_Given information_
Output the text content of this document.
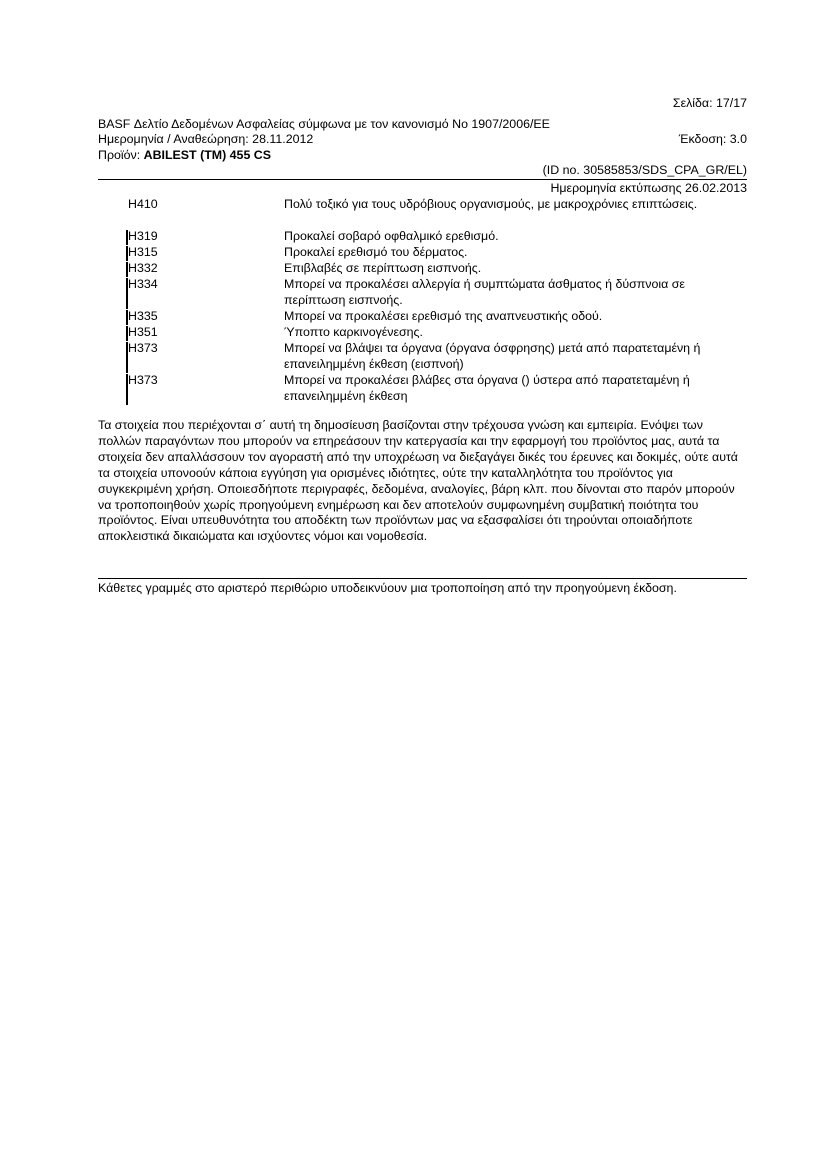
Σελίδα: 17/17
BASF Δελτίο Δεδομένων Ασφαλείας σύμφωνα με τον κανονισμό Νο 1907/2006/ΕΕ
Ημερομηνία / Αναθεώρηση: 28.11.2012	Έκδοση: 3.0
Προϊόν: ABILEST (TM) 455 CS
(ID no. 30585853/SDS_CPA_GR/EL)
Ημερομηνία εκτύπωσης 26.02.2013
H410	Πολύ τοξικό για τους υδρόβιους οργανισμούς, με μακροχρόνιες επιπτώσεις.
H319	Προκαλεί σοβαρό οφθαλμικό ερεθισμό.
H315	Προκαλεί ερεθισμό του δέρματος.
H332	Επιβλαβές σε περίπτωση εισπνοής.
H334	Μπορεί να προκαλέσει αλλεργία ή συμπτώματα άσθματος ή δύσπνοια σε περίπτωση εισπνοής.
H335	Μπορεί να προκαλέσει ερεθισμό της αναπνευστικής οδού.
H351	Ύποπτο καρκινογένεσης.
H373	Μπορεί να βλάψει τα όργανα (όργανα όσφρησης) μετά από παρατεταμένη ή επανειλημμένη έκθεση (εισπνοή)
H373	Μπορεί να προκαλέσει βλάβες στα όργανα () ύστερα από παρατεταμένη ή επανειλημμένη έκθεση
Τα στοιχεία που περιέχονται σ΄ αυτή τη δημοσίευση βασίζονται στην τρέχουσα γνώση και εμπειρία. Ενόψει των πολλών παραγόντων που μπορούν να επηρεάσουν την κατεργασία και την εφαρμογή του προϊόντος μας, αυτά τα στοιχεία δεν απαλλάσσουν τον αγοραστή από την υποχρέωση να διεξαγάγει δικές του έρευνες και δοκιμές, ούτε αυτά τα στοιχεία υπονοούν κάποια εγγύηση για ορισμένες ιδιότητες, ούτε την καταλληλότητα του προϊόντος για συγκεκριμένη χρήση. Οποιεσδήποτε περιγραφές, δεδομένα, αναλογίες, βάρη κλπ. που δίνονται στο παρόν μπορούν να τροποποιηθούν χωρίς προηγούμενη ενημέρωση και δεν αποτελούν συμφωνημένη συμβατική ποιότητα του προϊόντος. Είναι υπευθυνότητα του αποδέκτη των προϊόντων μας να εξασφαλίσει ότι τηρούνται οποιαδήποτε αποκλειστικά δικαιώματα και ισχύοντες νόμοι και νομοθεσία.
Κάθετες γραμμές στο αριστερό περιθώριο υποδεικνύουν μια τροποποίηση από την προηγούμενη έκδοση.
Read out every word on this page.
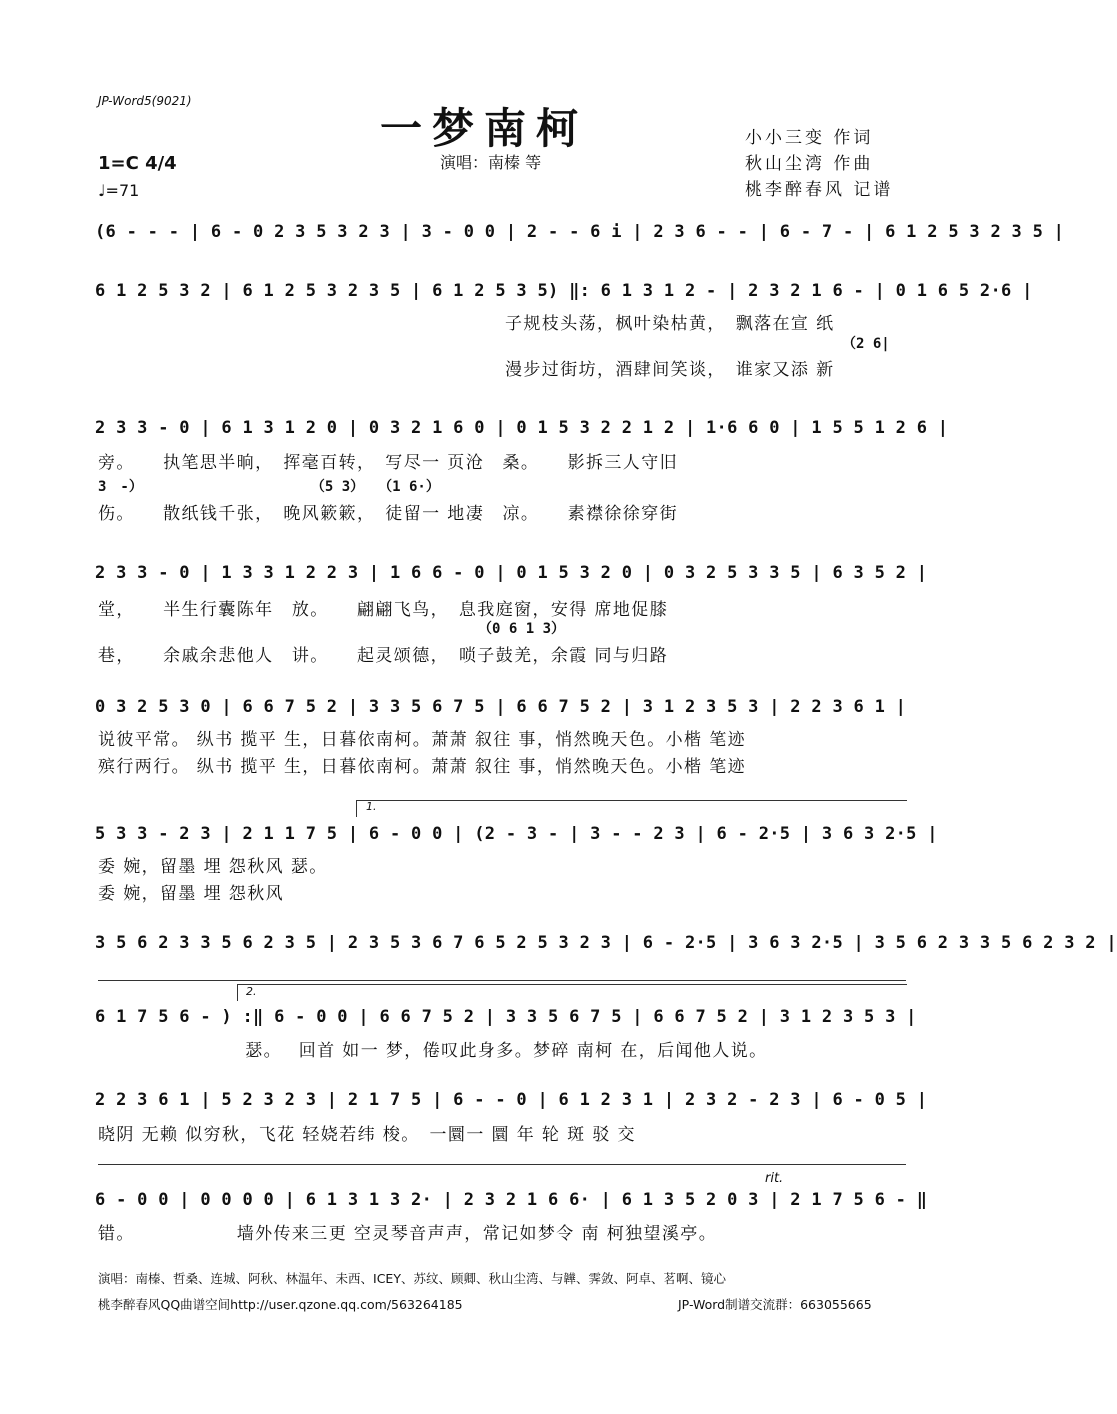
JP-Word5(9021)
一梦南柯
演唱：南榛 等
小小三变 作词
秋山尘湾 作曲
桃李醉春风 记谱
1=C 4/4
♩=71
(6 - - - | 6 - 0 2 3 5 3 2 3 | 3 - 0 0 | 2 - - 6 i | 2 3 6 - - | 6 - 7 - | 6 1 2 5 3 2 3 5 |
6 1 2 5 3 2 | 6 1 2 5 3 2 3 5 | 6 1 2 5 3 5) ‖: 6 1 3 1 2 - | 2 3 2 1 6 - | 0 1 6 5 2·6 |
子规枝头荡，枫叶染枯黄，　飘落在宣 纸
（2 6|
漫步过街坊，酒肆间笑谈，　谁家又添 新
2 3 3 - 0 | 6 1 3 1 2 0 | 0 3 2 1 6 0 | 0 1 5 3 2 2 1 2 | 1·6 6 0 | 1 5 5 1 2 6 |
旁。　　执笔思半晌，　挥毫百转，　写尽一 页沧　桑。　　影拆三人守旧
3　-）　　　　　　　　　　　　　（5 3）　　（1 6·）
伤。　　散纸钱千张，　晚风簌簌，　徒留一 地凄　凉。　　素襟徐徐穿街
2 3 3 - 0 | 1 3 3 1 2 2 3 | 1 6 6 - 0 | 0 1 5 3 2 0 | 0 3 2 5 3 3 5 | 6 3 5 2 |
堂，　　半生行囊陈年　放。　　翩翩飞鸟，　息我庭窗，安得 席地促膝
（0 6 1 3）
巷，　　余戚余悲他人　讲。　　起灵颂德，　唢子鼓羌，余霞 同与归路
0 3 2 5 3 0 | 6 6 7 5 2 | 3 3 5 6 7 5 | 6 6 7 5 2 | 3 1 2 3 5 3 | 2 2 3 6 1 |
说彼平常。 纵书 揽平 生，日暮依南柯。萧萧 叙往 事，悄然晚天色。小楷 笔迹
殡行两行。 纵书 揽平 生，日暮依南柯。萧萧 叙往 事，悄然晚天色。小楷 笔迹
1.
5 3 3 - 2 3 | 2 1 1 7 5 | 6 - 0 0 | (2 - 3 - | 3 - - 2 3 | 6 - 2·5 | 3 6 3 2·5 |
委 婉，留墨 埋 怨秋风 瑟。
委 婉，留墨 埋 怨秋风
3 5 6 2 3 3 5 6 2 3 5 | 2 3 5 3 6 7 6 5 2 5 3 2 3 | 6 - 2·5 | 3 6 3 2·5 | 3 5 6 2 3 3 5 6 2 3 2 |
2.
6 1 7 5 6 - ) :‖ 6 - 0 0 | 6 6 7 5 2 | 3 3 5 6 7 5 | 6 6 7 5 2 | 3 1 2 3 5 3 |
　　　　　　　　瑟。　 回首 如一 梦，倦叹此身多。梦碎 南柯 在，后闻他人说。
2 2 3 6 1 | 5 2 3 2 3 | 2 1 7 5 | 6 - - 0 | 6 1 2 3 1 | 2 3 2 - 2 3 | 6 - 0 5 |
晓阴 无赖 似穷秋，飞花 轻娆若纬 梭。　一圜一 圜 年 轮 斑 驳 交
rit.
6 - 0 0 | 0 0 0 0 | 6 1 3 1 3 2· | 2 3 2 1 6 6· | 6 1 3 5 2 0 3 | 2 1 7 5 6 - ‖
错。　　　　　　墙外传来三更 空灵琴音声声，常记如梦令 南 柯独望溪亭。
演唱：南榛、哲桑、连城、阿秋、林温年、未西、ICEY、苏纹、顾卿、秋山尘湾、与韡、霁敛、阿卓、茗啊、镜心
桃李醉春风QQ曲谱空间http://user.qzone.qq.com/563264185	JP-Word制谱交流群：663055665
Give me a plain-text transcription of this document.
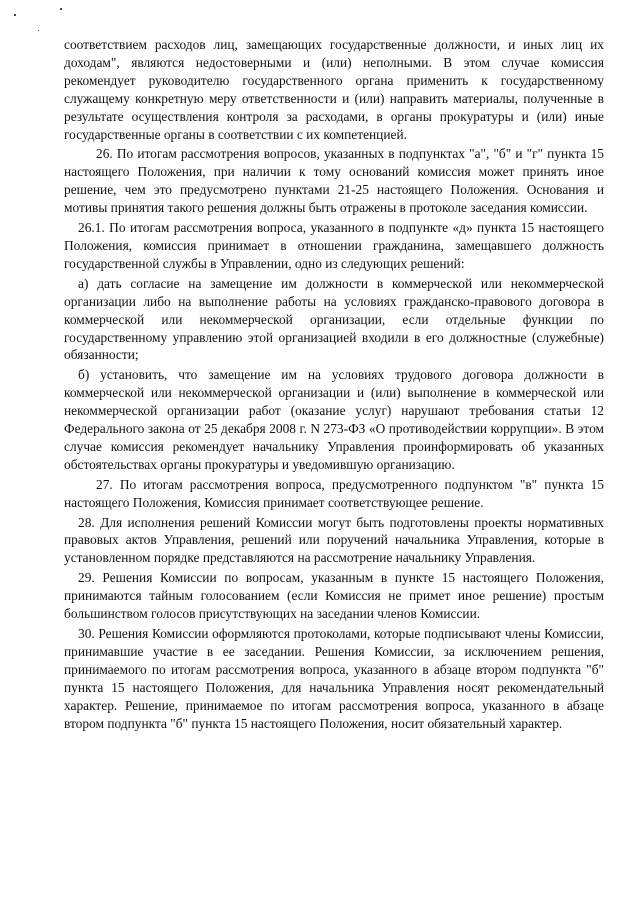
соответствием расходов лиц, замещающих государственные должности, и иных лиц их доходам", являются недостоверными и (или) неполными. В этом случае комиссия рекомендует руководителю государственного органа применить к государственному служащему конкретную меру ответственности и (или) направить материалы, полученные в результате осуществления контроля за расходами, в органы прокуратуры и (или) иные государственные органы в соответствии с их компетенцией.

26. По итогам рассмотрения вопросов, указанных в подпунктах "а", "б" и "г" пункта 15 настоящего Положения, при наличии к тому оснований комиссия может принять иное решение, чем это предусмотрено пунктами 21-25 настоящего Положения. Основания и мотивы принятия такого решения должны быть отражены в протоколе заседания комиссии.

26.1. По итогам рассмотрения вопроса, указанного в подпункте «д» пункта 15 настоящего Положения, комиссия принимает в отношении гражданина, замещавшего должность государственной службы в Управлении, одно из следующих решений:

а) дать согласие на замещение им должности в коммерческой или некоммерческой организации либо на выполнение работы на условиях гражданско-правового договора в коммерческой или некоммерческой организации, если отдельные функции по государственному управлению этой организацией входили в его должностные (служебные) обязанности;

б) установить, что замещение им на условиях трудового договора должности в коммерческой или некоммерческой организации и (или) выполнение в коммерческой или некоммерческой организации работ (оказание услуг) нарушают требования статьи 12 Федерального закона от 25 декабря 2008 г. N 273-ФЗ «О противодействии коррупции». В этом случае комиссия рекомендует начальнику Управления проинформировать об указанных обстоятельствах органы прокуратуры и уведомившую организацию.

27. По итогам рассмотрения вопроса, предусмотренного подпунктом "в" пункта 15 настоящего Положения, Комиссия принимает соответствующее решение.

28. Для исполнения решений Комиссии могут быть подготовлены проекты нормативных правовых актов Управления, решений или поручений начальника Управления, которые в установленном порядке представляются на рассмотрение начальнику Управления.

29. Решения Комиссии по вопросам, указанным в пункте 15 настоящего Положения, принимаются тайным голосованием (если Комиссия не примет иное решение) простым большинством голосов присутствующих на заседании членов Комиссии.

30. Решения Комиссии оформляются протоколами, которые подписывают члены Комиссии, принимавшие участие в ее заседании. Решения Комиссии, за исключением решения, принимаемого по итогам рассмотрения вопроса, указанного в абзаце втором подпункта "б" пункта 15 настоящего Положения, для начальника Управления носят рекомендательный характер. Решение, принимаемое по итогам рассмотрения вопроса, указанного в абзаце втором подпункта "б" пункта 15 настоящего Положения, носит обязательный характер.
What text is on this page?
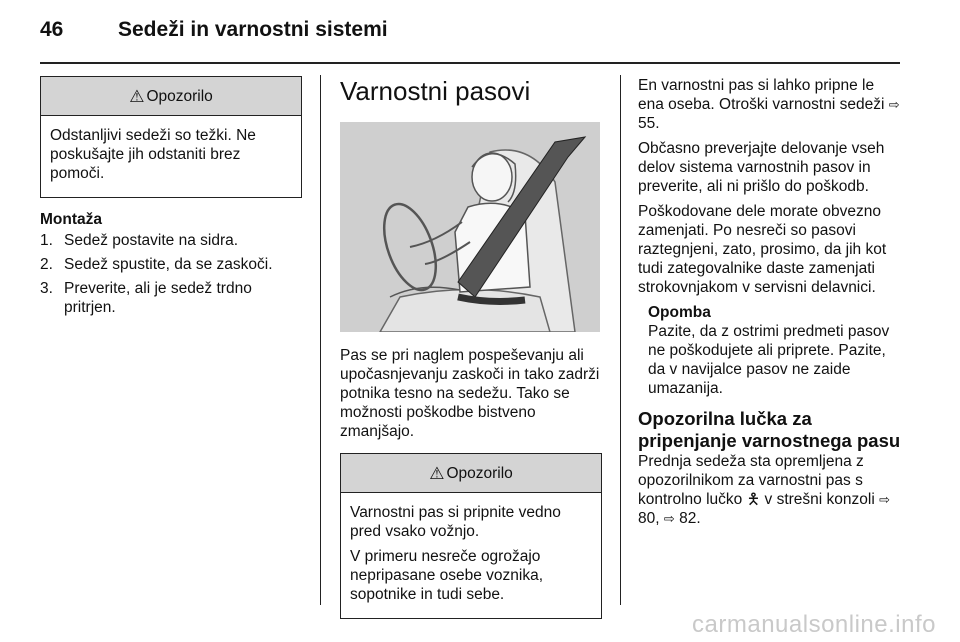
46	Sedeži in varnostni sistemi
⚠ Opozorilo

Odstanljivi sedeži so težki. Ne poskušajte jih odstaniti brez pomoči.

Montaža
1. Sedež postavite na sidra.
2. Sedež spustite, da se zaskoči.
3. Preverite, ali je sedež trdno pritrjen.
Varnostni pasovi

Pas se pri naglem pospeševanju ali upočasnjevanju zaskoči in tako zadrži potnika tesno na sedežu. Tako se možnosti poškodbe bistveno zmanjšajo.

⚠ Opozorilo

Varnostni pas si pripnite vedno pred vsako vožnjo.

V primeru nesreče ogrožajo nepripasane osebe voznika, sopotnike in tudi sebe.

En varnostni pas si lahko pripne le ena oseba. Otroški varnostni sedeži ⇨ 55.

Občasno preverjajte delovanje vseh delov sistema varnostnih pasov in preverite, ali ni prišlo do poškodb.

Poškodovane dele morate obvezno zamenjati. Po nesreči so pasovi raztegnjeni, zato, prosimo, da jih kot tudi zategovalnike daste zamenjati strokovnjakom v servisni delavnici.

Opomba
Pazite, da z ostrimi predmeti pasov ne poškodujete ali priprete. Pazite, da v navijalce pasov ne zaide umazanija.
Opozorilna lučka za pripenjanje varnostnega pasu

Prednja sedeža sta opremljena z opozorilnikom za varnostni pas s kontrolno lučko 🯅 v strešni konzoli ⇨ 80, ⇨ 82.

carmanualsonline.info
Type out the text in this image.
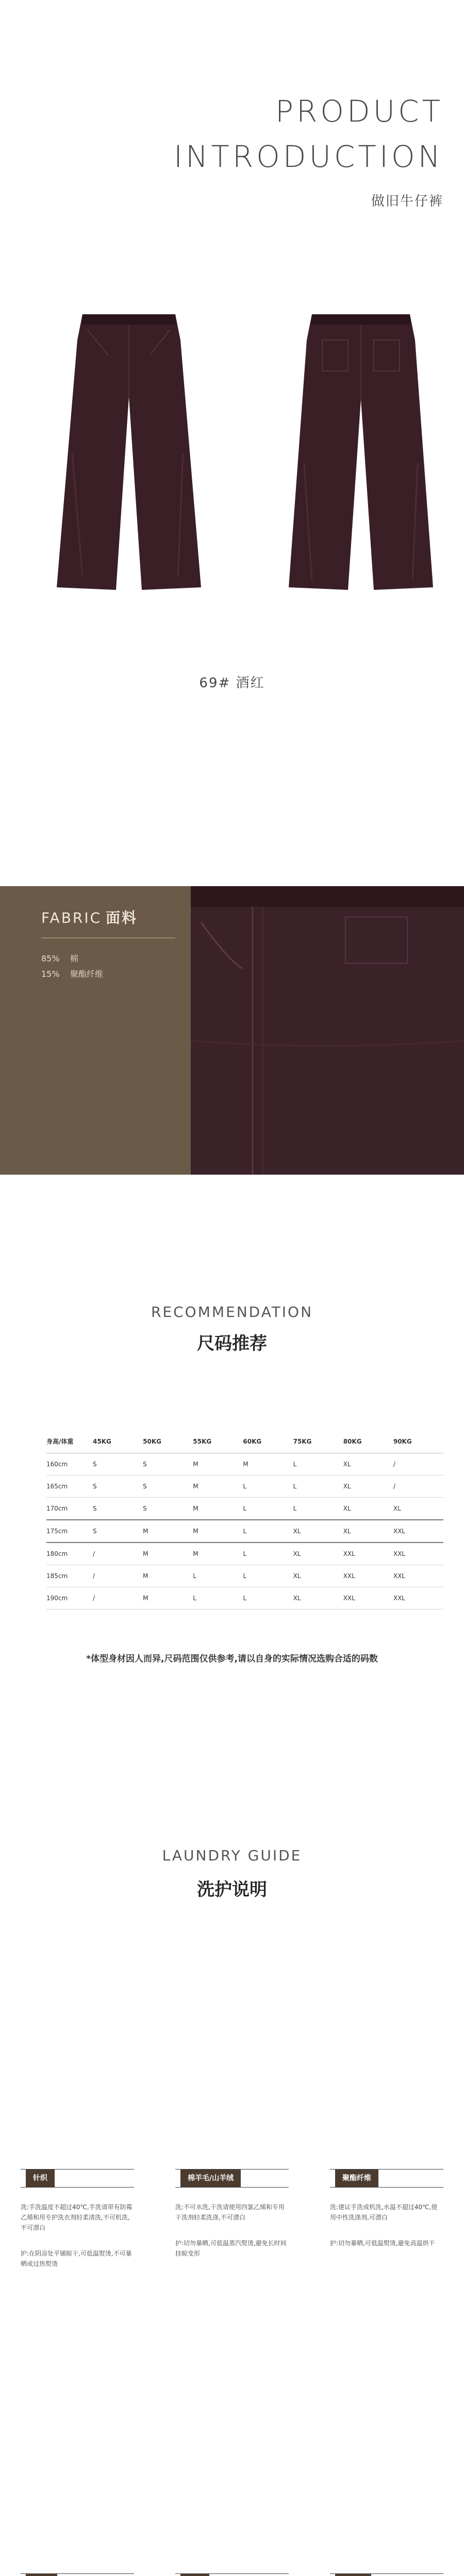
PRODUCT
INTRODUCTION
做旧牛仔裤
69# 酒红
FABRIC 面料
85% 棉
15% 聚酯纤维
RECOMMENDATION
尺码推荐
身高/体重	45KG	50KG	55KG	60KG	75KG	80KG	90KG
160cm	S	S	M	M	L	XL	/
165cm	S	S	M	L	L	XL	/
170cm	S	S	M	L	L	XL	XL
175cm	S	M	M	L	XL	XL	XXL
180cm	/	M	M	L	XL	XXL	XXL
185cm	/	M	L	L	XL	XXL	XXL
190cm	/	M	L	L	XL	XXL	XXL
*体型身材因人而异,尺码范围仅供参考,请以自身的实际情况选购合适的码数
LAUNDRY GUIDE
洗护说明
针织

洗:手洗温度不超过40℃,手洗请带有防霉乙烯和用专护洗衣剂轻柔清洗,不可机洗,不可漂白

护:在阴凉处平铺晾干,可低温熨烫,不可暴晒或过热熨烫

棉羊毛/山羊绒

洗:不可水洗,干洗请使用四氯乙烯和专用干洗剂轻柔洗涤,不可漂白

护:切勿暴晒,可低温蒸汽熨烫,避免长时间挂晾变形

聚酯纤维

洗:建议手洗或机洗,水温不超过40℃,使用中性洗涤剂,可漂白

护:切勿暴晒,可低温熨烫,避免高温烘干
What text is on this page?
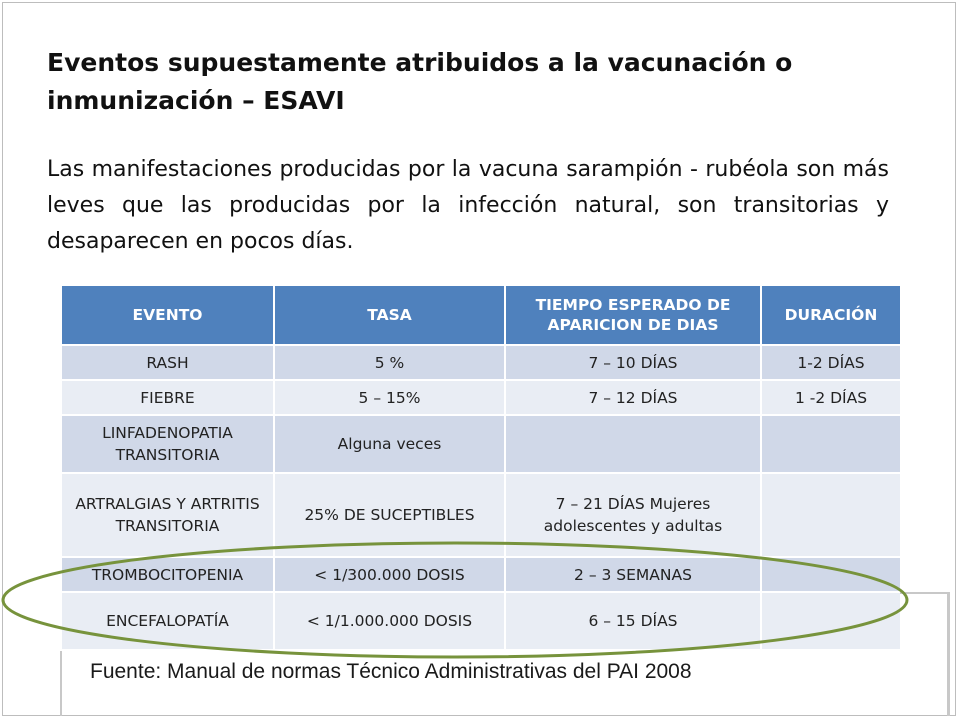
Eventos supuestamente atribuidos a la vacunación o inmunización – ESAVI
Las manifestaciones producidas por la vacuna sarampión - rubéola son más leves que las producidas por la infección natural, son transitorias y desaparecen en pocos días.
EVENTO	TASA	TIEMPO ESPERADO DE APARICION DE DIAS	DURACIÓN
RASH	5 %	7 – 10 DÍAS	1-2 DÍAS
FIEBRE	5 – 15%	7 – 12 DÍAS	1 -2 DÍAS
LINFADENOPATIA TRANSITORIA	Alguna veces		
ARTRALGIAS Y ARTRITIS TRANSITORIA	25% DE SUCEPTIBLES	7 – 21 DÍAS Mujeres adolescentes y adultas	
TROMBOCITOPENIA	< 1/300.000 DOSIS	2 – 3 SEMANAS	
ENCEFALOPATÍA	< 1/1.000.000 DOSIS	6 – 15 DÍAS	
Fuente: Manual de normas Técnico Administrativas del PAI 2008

_Short problem_
Your answer should be a single number: how many lines of the material contain the word "προκαλέσει".

_Problem solution_
3